▶ Supplied material
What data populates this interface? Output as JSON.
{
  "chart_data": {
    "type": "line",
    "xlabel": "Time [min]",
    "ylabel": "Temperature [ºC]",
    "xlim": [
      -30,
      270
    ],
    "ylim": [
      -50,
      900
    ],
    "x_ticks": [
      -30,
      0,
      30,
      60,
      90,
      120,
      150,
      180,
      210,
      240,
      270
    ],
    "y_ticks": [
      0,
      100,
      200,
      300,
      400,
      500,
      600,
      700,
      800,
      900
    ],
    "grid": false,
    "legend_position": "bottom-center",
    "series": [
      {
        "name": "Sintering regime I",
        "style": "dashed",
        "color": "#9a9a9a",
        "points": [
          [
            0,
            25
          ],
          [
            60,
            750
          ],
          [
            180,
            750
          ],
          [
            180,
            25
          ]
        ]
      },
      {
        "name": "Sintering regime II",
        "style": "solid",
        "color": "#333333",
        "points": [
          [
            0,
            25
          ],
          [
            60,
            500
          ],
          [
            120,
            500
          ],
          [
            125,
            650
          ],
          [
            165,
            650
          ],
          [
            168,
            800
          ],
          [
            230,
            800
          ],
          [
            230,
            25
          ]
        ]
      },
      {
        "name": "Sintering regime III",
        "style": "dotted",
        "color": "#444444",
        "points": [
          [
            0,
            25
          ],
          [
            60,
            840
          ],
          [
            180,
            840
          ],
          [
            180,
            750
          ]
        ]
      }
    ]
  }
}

▶ Work required
All lines holding the word "color" should be picked out and copied.

▶ Result
        "color": "#9a9a9a",
        "color": "#333333",
        "color": "#444444",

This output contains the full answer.